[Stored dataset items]
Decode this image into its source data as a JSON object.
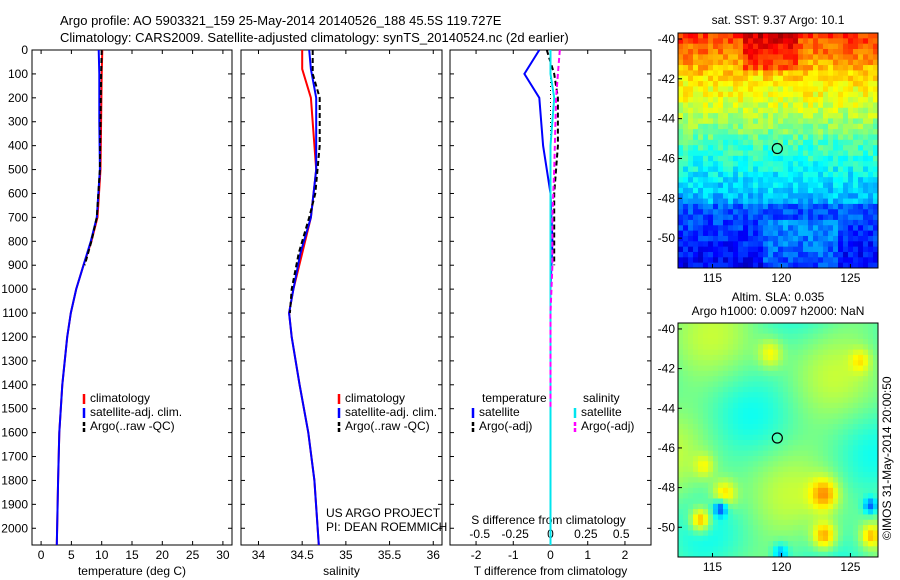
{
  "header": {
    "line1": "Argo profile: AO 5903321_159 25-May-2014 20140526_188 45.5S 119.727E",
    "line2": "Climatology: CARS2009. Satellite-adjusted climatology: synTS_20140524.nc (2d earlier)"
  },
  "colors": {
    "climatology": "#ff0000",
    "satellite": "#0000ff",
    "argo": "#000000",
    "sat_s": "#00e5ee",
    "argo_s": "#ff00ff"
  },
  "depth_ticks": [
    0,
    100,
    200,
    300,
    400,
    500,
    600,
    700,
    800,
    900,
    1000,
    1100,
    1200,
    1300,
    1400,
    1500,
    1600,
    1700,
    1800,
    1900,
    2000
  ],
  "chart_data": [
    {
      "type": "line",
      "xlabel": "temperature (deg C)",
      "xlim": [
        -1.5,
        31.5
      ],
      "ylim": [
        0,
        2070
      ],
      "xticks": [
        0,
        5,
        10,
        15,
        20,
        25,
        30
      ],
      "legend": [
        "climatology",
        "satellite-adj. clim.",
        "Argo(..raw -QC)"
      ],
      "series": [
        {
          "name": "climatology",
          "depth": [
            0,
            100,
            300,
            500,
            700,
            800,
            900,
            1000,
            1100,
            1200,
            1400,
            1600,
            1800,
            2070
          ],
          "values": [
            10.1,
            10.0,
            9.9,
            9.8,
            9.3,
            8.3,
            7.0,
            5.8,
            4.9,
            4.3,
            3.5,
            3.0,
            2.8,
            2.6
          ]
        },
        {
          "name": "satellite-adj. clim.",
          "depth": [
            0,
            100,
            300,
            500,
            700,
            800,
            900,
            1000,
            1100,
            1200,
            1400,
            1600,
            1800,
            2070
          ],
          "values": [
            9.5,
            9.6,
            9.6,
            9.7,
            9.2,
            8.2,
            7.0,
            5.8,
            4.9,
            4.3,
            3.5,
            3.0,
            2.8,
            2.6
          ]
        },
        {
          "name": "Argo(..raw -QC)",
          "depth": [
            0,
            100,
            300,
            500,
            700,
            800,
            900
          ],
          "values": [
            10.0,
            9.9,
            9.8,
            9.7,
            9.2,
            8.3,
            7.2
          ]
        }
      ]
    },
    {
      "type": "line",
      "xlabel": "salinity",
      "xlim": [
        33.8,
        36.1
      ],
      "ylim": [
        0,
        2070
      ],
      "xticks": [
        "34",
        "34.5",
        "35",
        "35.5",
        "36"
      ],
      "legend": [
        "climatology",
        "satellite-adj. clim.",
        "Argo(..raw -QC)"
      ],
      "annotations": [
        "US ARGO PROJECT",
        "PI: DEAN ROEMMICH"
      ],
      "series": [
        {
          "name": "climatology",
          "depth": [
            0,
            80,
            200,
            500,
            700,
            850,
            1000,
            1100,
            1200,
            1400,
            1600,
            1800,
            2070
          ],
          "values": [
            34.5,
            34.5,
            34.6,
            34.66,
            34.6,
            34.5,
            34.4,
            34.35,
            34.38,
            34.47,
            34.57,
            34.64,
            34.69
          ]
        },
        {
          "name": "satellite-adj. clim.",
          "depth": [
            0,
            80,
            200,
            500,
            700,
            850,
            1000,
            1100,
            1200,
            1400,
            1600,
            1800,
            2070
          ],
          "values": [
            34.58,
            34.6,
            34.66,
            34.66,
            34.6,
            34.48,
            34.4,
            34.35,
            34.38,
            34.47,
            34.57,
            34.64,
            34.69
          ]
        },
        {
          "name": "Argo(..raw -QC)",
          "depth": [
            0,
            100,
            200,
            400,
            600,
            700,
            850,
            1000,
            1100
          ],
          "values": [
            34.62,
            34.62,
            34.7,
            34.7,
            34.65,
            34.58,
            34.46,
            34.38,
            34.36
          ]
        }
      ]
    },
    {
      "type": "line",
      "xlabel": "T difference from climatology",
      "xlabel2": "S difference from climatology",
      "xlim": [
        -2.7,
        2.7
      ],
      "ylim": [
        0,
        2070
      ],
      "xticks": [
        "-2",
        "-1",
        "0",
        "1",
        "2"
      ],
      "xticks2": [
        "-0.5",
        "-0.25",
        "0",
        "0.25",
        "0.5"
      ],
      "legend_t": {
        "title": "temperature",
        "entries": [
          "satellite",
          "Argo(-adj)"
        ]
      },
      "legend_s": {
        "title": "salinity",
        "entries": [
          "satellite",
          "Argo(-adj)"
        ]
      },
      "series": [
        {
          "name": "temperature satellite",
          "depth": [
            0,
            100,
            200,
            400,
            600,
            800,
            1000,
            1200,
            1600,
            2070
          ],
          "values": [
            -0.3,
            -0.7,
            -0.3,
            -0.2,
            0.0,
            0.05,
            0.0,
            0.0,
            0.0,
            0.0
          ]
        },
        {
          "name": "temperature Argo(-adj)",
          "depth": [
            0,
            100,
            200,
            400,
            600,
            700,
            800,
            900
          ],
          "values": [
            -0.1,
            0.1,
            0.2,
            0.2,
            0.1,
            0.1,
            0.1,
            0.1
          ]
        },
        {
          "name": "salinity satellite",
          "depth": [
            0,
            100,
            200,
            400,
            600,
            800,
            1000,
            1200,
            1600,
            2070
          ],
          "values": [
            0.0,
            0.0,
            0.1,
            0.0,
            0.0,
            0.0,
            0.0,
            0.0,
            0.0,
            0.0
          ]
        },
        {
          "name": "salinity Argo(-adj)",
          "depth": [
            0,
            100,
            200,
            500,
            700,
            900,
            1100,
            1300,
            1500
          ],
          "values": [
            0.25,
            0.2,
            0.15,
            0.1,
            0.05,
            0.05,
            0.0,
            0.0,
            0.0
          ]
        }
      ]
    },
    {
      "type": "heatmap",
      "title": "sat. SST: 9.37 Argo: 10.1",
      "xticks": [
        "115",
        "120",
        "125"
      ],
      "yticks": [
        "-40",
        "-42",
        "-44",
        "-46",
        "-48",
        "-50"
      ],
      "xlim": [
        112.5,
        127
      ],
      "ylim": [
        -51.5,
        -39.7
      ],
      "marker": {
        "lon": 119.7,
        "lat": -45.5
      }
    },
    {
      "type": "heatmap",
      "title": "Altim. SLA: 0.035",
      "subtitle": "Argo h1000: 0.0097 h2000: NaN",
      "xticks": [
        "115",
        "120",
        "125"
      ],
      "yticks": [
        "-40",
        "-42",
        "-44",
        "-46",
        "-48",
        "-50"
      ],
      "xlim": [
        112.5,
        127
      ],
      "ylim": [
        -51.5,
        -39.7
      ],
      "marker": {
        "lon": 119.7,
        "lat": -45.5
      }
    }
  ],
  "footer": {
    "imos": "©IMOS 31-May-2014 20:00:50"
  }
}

Task directions
Output every entry exactly as given; pictures are not part of the copy.

Response
Decode this image into its source data as a JSON object.
{
  "header": {
    "line1": "Argo profile: AO 5903321_159 25-May-2014 20140526_188 45.5S 119.727E",
    "line2": "Climatology: CARS2009. Satellite-adjusted climatology: synTS_20140524.nc (2d earlier)"
  },
  "colors": {
    "climatology": "#ff0000",
    "satellite": "#0000ff",
    "argo": "#000000",
    "sat_s": "#00e5ee",
    "argo_s": "#ff00ff"
  },
  "depth_ticks": [
    0,
    100,
    200,
    300,
    400,
    500,
    600,
    700,
    800,
    900,
    1000,
    1100,
    1200,
    1300,
    1400,
    1500,
    1600,
    1700,
    1800,
    1900,
    2000
  ],
  "chart_data": [
    {
      "type": "line",
      "xlabel": "temperature (deg C)",
      "xlim": [
        -1.5,
        31.5
      ],
      "ylim": [
        0,
        2070
      ],
      "xticks": [
        0,
        5,
        10,
        15,
        20,
        25,
        30
      ],
      "legend": [
        "climatology",
        "satellite-adj. clim.",
        "Argo(..raw -QC)"
      ],
      "series": [
        {
          "name": "climatology",
          "depth": [
            0,
            100,
            300,
            500,
            700,
            800,
            900,
            1000,
            1100,
            1200,
            1400,
            1600,
            1800,
            2070
          ],
          "values": [
            10.1,
            10.0,
            9.9,
            9.8,
            9.3,
            8.3,
            7.0,
            5.8,
            4.9,
            4.3,
            3.5,
            3.0,
            2.8,
            2.6
          ]
        },
        {
          "name": "satellite-adj. clim.",
          "depth": [
            0,
            100,
            300,
            500,
            700,
            800,
            900,
            1000,
            1100,
            1200,
            1400,
            1600,
            1800,
            2070
          ],
          "values": [
            9.5,
            9.6,
            9.6,
            9.7,
            9.2,
            8.2,
            7.0,
            5.8,
            4.9,
            4.3,
            3.5,
            3.0,
            2.8,
            2.6
          ]
        },
        {
          "name": "Argo(..raw -QC)",
          "depth": [
            0,
            100,
            300,
            500,
            700,
            800,
            900
          ],
          "values": [
            10.0,
            9.9,
            9.8,
            9.7,
            9.2,
            8.3,
            7.2
          ]
        }
      ]
    },
    {
      "type": "line",
      "xlabel": "salinity",
      "xlim": [
        33.8,
        36.1
      ],
      "ylim": [
        0,
        2070
      ],
      "xticks": [
        "34",
        "34.5",
        "35",
        "35.5",
        "36"
      ],
      "legend": [
        "climatology",
        "satellite-adj. clim.",
        "Argo(..raw -QC)"
      ],
      "annotations": [
        "US ARGO PROJECT",
        "PI: DEAN ROEMMICH"
      ],
      "series": [
        {
          "name": "climatology",
          "depth": [
            0,
            80,
            200,
            500,
            700,
            850,
            1000,
            1100,
            1200,
            1400,
            1600,
            1800,
            2070
          ],
          "values": [
            34.5,
            34.5,
            34.6,
            34.66,
            34.6,
            34.5,
            34.4,
            34.35,
            34.38,
            34.47,
            34.57,
            34.64,
            34.69
          ]
        },
        {
          "name": "satellite-adj. clim.",
          "depth": [
            0,
            80,
            200,
            500,
            700,
            850,
            1000,
            1100,
            1200,
            1400,
            1600,
            1800,
            2070
          ],
          "values": [
            34.58,
            34.6,
            34.66,
            34.66,
            34.6,
            34.48,
            34.4,
            34.35,
            34.38,
            34.47,
            34.57,
            34.64,
            34.69
          ]
        },
        {
          "name": "Argo(..raw -QC)",
          "depth": [
            0,
            100,
            200,
            400,
            600,
            700,
            850,
            1000,
            1100
          ],
          "values": [
            34.62,
            34.62,
            34.7,
            34.7,
            34.65,
            34.58,
            34.46,
            34.38,
            34.36
          ]
        }
      ]
    },
    {
      "type": "line",
      "xlabel": "T difference from climatology",
      "xlabel2": "S difference from climatology",
      "xlim": [
        -2.7,
        2.7
      ],
      "ylim": [
        0,
        2070
      ],
      "xticks": [
        "-2",
        "-1",
        "0",
        "1",
        "2"
      ],
      "xticks2": [
        "-0.5",
        "-0.25",
        "0",
        "0.25",
        "0.5"
      ],
      "legend_t": {
        "title": "temperature",
        "entries": [
          "satellite",
          "Argo(-adj)"
        ]
      },
      "legend_s": {
        "title": "salinity",
        "entries": [
          "satellite",
          "Argo(-adj)"
        ]
      },
      "series": [
        {
          "name": "temperature satellite",
          "depth": [
            0,
            100,
            200,
            400,
            600,
            800,
            1000,
            1200,
            1600,
            2070
          ],
          "values": [
            -0.3,
            -0.7,
            -0.3,
            -0.2,
            0.0,
            0.05,
            0.0,
            0.0,
            0.0,
            0.0
          ]
        },
        {
          "name": "temperature Argo(-adj)",
          "depth": [
            0,
            100,
            200,
            400,
            600,
            700,
            800,
            900
          ],
          "values": [
            -0.1,
            0.1,
            0.2,
            0.2,
            0.1,
            0.1,
            0.1,
            0.1
          ]
        },
        {
          "name": "salinity satellite",
          "depth": [
            0,
            100,
            200,
            400,
            600,
            800,
            1000,
            1200,
            1600,
            2070
          ],
          "values": [
            0.0,
            0.0,
            0.1,
            0.0,
            0.0,
            0.0,
            0.0,
            0.0,
            0.0,
            0.0
          ]
        },
        {
          "name": "salinity Argo(-adj)",
          "depth": [
            0,
            100,
            200,
            500,
            700,
            900,
            1100,
            1300,
            1500
          ],
          "values": [
            0.25,
            0.2,
            0.15,
            0.1,
            0.05,
            0.05,
            0.0,
            0.0,
            0.0
          ]
        }
      ]
    },
    {
      "type": "heatmap",
      "title": "sat. SST: 9.37 Argo: 10.1",
      "xticks": [
        "115",
        "120",
        "125"
      ],
      "yticks": [
        "-40",
        "-42",
        "-44",
        "-46",
        "-48",
        "-50"
      ],
      "xlim": [
        112.5,
        127
      ],
      "ylim": [
        -51.5,
        -39.7
      ],
      "marker": {
        "lon": 119.7,
        "lat": -45.5
      }
    },
    {
      "type": "heatmap",
      "title": "Altim. SLA: 0.035",
      "subtitle": "Argo h1000: 0.0097 h2000: NaN",
      "xticks": [
        "115",
        "120",
        "125"
      ],
      "yticks": [
        "-40",
        "-42",
        "-44",
        "-46",
        "-48",
        "-50"
      ],
      "xlim": [
        112.5,
        127
      ],
      "ylim": [
        -51.5,
        -39.7
      ],
      "marker": {
        "lon": 119.7,
        "lat": -45.5
      }
    }
  ],
  "footer": {
    "imos": "©IMOS 31-May-2014 20:00:50"
  }
}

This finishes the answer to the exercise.